- **INSTRUCTION**: From the entries below, copy every line where the string "Klaten" appears.

Start of SOURCE RECORDS

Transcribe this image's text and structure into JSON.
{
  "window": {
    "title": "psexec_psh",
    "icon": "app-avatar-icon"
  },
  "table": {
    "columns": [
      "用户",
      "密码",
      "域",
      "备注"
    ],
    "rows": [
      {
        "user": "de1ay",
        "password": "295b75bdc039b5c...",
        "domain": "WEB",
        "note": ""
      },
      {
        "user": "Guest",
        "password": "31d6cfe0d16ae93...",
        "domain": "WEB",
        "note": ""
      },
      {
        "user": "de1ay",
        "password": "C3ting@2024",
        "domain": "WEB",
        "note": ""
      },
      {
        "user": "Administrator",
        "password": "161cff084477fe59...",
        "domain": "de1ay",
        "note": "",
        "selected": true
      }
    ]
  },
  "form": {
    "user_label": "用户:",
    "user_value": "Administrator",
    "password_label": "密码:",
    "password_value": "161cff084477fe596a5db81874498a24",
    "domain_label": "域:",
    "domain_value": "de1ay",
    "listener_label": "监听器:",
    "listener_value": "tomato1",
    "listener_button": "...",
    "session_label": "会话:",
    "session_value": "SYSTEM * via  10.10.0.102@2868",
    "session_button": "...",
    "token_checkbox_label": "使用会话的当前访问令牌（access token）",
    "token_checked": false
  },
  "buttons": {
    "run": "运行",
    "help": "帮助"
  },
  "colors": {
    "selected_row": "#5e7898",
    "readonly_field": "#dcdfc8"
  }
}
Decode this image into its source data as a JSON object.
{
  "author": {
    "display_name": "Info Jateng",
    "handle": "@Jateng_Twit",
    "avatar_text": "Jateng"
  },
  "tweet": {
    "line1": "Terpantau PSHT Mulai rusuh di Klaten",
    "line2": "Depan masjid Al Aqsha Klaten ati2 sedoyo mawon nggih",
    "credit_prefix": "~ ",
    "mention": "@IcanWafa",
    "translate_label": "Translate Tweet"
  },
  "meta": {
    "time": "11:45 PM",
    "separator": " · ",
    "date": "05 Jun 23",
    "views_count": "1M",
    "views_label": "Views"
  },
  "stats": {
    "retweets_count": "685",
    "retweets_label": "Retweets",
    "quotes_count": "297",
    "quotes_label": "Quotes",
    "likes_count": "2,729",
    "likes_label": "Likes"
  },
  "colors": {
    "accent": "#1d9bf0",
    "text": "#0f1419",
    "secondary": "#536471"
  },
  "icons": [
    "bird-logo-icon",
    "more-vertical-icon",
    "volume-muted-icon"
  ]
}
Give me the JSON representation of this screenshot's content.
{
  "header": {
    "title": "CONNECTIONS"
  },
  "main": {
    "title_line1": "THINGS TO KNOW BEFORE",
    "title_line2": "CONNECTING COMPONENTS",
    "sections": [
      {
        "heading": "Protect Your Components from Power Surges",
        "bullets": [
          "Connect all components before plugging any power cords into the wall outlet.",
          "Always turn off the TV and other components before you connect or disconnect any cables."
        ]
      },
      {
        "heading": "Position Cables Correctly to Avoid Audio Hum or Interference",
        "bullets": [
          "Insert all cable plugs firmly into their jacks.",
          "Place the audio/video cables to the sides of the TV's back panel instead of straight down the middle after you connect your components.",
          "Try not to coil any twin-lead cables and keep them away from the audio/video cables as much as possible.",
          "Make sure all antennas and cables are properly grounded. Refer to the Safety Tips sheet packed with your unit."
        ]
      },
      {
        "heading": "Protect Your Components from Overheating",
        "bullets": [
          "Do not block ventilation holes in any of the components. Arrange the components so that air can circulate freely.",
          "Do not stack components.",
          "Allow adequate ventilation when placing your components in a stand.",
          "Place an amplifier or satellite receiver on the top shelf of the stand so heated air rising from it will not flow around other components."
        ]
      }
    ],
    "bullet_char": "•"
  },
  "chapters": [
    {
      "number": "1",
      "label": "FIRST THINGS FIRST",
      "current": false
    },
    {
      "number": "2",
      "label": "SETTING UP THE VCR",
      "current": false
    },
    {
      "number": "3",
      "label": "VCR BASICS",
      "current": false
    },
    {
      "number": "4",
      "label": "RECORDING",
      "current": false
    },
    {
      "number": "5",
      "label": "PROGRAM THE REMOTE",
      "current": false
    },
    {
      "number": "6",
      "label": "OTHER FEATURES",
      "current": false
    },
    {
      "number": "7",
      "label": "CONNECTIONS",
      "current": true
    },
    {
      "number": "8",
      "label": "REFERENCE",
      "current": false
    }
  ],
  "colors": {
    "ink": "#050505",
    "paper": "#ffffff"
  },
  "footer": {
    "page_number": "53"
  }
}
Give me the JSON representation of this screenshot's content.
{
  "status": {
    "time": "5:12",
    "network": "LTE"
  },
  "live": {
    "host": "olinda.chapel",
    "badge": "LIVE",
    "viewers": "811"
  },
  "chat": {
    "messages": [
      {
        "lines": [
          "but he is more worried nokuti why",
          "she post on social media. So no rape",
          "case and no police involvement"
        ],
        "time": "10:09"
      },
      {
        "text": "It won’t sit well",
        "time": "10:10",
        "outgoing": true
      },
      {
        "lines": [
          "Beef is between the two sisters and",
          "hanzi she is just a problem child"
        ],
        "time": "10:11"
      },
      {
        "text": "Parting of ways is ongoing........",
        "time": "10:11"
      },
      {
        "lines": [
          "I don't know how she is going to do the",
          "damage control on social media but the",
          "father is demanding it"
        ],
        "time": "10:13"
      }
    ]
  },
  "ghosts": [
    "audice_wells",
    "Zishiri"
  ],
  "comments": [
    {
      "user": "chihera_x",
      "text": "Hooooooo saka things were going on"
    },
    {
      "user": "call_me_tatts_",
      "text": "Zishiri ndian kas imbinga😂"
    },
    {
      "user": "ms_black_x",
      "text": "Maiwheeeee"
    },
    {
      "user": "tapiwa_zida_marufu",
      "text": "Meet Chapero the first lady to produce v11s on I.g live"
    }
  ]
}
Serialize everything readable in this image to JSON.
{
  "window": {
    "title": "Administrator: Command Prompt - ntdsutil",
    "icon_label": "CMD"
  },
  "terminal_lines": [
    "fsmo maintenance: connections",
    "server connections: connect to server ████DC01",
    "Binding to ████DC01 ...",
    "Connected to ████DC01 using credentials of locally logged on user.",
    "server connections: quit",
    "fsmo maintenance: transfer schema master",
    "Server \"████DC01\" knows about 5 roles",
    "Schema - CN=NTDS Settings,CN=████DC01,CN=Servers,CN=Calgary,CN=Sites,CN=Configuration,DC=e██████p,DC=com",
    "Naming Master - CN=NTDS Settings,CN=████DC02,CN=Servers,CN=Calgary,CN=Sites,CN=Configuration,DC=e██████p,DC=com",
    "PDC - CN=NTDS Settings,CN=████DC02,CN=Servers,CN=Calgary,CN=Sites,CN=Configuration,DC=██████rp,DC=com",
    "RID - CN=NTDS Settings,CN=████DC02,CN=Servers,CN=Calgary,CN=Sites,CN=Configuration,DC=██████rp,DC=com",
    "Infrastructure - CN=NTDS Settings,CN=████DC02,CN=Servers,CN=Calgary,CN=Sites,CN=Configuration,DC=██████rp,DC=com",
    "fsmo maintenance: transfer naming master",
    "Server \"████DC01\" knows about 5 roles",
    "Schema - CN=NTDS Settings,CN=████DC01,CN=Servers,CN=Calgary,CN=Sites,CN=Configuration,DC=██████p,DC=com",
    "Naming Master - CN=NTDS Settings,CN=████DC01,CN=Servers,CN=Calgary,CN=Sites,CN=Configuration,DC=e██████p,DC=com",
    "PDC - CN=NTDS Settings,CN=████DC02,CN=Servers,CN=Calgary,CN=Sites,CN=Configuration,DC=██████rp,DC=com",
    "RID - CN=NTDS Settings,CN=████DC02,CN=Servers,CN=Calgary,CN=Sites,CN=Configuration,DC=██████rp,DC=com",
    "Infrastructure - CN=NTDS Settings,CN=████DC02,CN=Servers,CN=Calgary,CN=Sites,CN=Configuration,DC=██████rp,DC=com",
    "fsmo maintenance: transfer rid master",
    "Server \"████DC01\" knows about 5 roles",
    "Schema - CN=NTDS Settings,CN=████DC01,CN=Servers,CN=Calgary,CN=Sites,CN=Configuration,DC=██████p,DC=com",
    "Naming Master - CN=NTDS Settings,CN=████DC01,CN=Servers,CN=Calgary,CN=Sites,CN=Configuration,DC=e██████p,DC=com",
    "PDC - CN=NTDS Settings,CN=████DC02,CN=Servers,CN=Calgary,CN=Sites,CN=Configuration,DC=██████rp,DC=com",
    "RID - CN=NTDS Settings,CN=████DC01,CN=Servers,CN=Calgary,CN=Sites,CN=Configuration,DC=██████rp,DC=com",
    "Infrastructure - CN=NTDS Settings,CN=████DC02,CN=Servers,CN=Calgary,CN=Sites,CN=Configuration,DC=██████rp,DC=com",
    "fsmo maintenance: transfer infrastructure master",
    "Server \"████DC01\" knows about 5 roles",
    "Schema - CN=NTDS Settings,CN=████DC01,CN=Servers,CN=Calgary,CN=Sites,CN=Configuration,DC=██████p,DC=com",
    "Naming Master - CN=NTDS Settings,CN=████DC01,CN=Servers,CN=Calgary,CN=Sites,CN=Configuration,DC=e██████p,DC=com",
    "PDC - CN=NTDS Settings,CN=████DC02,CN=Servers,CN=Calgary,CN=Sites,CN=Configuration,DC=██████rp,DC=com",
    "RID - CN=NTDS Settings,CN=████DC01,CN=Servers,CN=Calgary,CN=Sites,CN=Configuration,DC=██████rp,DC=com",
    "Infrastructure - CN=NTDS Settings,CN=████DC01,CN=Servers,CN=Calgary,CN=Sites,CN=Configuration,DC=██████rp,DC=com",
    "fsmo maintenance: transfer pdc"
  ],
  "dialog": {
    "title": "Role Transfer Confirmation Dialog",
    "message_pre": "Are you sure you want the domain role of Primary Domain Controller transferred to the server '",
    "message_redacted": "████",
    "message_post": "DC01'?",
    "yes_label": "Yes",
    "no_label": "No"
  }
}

End of SOURCE RECORDS

- **THE RESPONSE**:
    "line1": "Terpantau PSHT Mulai rusuh di Klaten",
    "line2": "Depan masjid Al Aqsha Klaten ati2 sedoyo mawon nggih",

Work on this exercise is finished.